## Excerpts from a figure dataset
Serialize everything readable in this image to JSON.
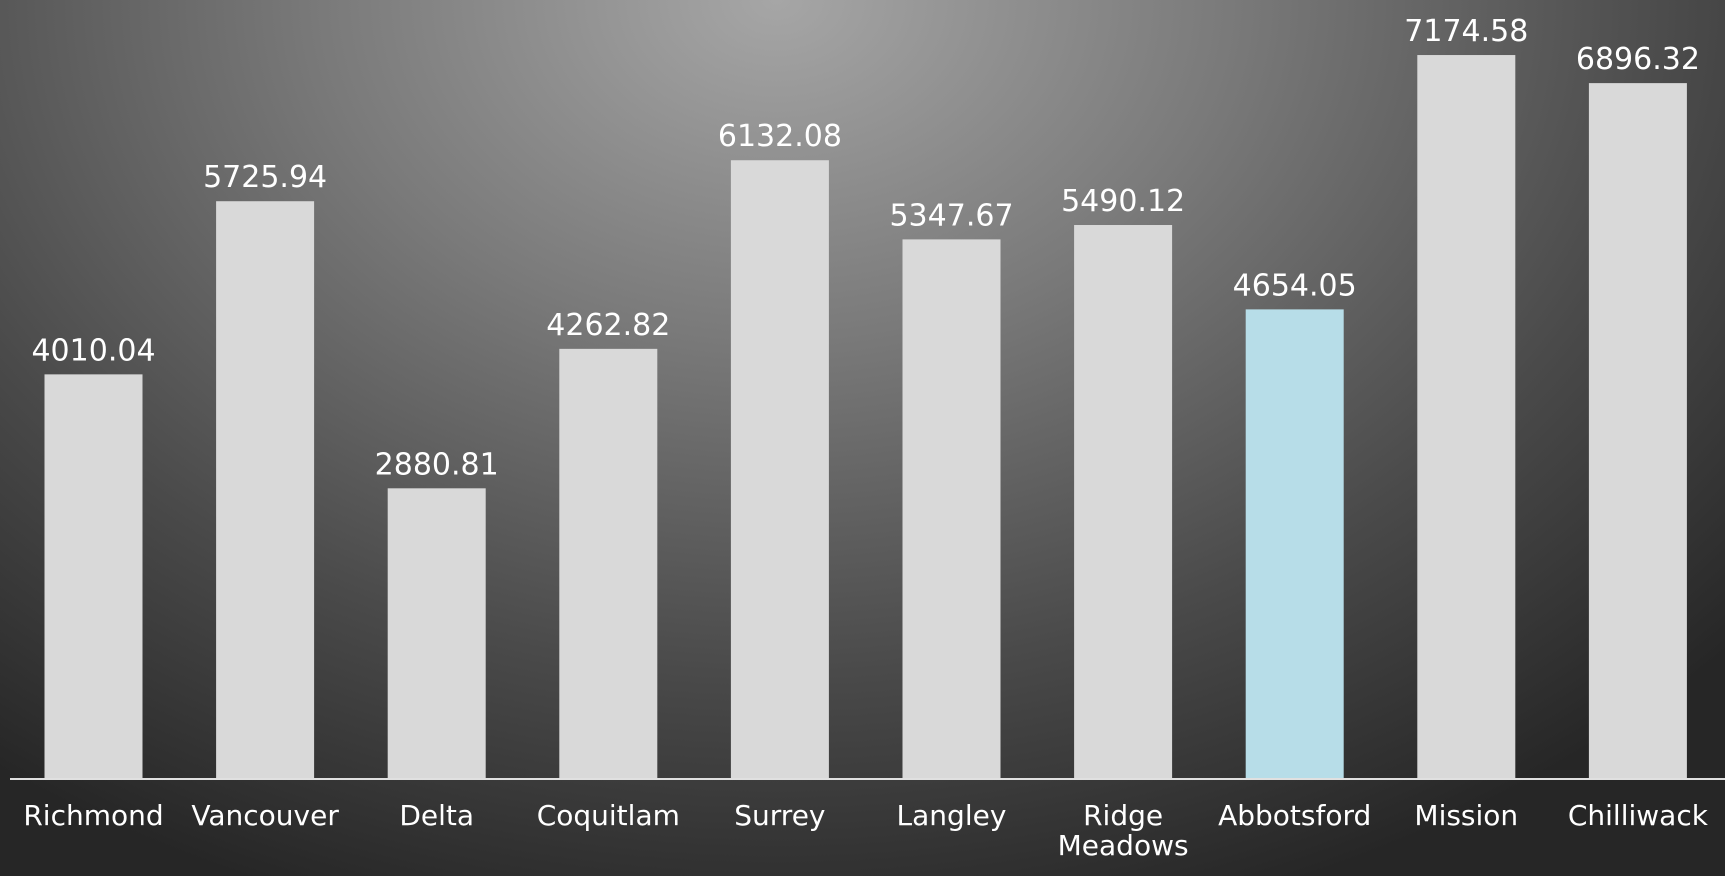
{
  "chart_data": {
    "type": "bar",
    "categories": [
      "Richmond",
      "Vancouver",
      "Delta",
      "Coquitlam",
      "Surrey",
      "Langley",
      "Ridge Meadows",
      "Abbotsford",
      "Mission",
      "Chilliwack"
    ],
    "values": [
      4010.04,
      5725.94,
      2880.81,
      4262.82,
      6132.08,
      5347.67,
      5490.12,
      4654.05,
      7174.58,
      6896.32
    ],
    "colors": [
      "#d9d9d9",
      "#d9d9d9",
      "#d9d9d9",
      "#d9d9d9",
      "#d9d9d9",
      "#d9d9d9",
      "#d9d9d9",
      "#b7dde8",
      "#d9d9d9",
      "#d9d9d9"
    ],
    "ylim": [
      0,
      7720
    ]
  }
}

## EXERCISE REQUIREMENTS
Write out the material above again, word for word, minus its pictures.

## RESPONSE BELOW
Serialize everything readable in this image to JSON.
{
  "chart_data": {
    "type": "bar",
    "categories": [
      "Richmond",
      "Vancouver",
      "Delta",
      "Coquitlam",
      "Surrey",
      "Langley",
      "Ridge Meadows",
      "Abbotsford",
      "Mission",
      "Chilliwack"
    ],
    "values": [
      4010.04,
      5725.94,
      2880.81,
      4262.82,
      6132.08,
      5347.67,
      5490.12,
      4654.05,
      7174.58,
      6896.32
    ],
    "colors": [
      "#d9d9d9",
      "#d9d9d9",
      "#d9d9d9",
      "#d9d9d9",
      "#d9d9d9",
      "#d9d9d9",
      "#d9d9d9",
      "#b7dde8",
      "#d9d9d9",
      "#d9d9d9"
    ],
    "ylim": [
      0,
      7720
    ]
  }
}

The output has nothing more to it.